START INPUT MATERIAL

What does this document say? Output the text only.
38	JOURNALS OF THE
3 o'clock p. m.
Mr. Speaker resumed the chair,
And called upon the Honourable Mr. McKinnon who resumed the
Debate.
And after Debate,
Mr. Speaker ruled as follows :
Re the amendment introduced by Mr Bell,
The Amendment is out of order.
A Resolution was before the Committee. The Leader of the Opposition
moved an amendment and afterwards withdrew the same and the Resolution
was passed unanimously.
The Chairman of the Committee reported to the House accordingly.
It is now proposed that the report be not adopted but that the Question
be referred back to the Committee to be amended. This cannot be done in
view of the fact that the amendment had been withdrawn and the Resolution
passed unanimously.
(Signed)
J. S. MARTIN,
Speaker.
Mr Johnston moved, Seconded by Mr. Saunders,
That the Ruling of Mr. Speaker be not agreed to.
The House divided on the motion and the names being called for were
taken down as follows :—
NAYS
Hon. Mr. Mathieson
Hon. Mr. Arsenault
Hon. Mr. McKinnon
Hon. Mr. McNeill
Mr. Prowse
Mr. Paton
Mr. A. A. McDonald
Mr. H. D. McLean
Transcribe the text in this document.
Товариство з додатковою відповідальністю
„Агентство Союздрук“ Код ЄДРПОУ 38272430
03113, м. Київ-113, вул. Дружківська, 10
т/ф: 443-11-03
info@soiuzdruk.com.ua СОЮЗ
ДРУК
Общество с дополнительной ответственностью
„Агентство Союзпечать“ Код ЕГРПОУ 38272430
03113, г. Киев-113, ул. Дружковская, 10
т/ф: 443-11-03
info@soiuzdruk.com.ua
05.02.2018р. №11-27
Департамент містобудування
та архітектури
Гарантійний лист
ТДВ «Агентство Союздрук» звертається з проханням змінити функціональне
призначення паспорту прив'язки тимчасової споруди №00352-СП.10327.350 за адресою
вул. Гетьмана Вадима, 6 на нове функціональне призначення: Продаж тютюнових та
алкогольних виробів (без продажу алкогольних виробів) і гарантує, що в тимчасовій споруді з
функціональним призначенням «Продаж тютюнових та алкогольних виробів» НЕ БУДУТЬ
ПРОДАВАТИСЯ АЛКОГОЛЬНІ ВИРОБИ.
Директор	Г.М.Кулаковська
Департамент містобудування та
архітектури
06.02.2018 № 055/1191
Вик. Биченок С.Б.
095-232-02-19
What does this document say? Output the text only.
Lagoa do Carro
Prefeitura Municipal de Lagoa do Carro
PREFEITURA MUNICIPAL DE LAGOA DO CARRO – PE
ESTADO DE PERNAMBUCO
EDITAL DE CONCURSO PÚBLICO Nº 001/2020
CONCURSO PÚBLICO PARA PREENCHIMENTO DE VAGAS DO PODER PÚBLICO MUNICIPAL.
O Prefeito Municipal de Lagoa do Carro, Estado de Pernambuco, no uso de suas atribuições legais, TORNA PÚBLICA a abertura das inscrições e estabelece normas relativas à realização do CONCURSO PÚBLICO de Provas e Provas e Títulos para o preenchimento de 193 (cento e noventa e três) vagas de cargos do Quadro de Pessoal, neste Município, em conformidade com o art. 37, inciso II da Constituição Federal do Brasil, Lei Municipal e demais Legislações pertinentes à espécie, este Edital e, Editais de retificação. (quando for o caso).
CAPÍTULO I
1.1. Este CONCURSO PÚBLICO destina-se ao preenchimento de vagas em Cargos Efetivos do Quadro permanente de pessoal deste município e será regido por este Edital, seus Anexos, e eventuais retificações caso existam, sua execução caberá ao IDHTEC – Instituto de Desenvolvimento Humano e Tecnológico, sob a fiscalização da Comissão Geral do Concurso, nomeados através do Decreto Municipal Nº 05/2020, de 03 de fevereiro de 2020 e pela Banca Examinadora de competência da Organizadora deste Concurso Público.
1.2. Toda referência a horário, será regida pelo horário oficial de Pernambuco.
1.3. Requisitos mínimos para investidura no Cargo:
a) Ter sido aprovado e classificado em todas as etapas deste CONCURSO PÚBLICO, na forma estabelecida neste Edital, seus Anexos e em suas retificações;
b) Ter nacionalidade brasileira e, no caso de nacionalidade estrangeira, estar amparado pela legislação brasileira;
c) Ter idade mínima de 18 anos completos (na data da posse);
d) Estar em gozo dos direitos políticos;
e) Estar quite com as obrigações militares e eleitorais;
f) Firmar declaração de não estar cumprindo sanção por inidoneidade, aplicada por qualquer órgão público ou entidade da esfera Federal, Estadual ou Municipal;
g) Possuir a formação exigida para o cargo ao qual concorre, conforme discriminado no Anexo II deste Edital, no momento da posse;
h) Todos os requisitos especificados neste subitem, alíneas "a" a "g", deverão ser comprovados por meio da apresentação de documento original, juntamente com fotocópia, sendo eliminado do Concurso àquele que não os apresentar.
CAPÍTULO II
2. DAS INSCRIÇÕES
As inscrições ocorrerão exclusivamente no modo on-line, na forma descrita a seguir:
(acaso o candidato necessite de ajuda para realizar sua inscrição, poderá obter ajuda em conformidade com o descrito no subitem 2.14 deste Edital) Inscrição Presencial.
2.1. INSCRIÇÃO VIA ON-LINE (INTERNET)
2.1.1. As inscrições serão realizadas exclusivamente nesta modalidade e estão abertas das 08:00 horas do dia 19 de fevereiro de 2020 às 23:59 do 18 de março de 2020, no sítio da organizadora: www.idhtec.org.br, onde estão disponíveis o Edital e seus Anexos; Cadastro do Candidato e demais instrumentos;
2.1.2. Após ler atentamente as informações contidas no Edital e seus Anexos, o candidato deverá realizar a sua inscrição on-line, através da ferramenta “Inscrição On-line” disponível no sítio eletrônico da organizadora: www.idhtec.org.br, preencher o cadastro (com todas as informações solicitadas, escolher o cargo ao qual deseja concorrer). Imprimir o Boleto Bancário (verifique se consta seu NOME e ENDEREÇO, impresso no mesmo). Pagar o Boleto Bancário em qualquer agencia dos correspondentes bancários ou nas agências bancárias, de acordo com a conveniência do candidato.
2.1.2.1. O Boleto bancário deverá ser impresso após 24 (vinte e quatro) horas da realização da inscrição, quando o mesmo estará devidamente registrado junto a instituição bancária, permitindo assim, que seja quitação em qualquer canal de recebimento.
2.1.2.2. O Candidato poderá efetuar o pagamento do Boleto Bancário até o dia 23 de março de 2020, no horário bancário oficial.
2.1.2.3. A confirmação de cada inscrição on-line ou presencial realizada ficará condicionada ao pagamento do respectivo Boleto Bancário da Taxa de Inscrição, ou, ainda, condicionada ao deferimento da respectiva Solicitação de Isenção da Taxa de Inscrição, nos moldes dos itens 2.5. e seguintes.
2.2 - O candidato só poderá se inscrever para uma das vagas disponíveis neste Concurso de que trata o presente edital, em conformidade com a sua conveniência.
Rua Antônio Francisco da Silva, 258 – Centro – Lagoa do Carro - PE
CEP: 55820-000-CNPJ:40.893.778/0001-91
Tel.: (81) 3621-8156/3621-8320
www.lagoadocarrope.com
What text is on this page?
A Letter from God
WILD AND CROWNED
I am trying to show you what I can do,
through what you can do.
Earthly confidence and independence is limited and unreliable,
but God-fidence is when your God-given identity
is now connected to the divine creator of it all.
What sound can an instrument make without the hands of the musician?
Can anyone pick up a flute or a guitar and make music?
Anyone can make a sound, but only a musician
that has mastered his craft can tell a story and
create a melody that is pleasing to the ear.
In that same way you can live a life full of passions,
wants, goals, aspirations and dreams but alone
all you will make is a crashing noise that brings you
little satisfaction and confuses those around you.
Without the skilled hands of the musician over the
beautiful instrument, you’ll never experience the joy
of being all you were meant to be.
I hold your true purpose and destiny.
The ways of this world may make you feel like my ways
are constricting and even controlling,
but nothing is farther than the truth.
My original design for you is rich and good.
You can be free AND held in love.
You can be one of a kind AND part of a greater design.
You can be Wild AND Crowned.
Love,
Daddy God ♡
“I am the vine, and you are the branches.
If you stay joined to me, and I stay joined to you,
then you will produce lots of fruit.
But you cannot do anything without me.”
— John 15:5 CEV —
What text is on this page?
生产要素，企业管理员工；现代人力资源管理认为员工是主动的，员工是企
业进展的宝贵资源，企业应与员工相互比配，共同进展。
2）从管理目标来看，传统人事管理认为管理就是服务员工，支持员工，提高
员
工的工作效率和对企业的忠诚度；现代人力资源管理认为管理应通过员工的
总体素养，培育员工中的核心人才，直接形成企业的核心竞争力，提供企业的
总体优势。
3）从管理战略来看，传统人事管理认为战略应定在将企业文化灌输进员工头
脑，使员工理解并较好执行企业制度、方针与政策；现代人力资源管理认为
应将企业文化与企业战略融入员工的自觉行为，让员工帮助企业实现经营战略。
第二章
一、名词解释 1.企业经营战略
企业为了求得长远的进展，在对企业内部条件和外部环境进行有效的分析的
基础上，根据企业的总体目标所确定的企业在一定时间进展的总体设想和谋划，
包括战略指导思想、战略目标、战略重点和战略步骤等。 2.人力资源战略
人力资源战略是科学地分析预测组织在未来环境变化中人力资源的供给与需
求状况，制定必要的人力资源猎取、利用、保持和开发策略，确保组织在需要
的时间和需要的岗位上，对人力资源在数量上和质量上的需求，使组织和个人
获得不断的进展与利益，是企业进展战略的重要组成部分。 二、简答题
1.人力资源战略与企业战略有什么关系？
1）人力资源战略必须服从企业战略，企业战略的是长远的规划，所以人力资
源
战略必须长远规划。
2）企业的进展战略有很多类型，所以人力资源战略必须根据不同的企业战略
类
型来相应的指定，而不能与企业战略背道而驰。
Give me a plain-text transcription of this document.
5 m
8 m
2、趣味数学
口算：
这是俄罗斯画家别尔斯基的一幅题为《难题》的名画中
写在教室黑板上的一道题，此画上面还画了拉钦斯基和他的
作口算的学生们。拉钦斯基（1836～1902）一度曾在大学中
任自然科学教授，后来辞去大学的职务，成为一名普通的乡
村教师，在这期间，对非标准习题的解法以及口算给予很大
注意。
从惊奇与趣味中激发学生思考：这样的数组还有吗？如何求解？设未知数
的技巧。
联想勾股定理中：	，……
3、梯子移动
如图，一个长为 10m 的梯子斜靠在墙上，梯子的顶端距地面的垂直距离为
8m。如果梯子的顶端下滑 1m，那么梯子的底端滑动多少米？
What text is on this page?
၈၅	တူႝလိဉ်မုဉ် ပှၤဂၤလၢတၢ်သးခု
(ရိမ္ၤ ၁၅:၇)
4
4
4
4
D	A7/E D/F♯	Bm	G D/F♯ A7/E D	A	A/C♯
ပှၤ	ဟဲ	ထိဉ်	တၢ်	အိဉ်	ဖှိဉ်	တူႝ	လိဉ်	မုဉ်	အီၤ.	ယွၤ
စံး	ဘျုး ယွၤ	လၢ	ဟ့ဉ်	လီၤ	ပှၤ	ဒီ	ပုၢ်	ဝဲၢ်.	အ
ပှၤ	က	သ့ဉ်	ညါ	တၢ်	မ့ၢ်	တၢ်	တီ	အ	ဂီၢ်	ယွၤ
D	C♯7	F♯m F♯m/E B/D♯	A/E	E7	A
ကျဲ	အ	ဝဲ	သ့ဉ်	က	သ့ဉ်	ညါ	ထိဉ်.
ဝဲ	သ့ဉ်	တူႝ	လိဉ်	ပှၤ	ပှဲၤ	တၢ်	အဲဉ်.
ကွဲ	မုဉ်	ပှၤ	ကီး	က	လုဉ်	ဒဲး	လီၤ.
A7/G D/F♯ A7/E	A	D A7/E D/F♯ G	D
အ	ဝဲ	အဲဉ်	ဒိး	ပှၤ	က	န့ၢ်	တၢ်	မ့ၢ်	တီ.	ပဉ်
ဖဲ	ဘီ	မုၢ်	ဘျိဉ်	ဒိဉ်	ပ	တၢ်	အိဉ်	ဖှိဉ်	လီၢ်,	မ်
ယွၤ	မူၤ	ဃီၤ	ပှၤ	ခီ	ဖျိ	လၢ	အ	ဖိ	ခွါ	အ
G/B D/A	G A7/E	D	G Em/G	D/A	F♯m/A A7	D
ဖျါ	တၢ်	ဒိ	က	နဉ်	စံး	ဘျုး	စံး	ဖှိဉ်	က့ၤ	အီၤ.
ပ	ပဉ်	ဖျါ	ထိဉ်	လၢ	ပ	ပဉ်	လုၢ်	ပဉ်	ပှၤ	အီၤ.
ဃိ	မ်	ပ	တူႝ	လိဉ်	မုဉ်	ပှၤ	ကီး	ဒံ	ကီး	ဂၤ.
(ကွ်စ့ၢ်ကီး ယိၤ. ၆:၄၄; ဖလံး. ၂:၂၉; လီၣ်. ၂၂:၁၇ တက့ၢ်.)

END INPUT MATERIAL

TASK PROMPT: Collect each line above holding the string "musician".

FULL ANSWER:
What sound can an instrument make without the hands of the musician?
Anyone can make a sound, but only a musician
Without the skilled hands of the musician over the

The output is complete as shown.